---------- Material to process ----------

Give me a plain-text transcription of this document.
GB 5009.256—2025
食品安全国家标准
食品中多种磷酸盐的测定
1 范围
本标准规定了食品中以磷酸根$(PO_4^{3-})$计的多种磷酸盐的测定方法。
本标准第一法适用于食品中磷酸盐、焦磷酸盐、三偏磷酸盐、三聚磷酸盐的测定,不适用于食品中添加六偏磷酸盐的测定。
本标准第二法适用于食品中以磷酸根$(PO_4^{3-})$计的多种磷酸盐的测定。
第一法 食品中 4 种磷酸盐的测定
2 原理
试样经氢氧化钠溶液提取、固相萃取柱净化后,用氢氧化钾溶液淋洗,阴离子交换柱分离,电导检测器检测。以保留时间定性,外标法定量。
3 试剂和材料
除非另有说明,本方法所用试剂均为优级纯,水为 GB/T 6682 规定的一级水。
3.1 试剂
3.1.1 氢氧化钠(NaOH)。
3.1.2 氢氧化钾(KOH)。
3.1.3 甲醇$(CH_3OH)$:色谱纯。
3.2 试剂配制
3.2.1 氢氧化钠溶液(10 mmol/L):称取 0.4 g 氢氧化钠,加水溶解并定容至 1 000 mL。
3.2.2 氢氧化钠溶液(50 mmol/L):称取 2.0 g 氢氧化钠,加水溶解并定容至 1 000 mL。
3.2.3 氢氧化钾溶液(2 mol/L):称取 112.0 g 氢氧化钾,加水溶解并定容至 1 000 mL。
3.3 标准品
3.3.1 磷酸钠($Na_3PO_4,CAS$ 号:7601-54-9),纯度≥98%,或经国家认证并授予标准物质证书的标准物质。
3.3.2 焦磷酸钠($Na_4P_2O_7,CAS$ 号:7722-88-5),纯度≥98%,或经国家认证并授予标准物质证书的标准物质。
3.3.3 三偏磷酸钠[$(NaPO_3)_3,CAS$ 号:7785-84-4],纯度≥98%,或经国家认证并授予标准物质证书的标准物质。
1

----------

Objective >>
Say how many lines in the entries contain the string "加水溶解并定容至", and say nothing else.

Correct answer >>
3